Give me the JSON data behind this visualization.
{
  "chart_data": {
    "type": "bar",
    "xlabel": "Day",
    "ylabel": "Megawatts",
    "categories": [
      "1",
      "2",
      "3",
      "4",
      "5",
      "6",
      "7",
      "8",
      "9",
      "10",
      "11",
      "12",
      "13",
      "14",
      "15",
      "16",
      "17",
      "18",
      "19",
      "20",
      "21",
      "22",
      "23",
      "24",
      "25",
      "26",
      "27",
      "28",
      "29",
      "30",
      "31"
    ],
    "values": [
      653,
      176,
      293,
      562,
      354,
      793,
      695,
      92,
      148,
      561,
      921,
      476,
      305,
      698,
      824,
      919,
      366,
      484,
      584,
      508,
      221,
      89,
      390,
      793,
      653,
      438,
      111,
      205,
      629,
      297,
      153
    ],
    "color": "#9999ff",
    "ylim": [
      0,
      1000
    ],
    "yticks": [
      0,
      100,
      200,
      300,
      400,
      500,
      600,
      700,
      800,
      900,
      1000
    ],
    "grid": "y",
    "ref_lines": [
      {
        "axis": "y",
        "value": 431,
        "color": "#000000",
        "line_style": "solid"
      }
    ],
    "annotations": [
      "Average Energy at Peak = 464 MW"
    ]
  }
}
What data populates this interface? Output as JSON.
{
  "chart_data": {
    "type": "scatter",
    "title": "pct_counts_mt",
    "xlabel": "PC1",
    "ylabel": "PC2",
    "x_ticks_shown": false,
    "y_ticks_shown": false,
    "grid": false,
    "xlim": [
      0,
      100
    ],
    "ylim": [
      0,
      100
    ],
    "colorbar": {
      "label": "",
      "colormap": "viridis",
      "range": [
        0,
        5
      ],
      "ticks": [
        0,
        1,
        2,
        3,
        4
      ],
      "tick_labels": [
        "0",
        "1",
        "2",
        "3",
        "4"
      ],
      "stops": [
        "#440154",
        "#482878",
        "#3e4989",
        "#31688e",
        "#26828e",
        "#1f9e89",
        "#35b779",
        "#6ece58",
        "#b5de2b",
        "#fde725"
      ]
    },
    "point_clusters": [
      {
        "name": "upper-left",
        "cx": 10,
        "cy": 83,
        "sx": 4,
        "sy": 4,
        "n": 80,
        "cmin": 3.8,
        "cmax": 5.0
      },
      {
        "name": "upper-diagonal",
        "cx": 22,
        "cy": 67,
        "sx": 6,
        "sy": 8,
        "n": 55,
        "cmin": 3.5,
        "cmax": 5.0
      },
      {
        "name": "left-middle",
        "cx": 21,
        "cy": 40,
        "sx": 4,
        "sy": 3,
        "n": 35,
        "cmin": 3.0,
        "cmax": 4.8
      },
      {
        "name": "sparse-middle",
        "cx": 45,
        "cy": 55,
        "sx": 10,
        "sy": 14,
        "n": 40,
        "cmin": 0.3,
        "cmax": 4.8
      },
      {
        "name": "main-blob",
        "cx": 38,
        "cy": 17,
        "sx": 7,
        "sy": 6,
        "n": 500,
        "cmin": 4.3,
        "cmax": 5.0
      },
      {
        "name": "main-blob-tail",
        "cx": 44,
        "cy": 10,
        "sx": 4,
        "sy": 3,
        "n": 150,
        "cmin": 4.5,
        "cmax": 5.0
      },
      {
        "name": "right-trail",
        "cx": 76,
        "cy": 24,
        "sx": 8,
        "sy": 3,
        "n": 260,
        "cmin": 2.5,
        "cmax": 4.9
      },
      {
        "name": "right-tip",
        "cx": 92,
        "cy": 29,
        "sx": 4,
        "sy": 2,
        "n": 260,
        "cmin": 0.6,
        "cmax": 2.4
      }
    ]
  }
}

**Problem details:** Only the count is wanted: report how many lines of the material above hold the word "false".

**Result of the task:** 3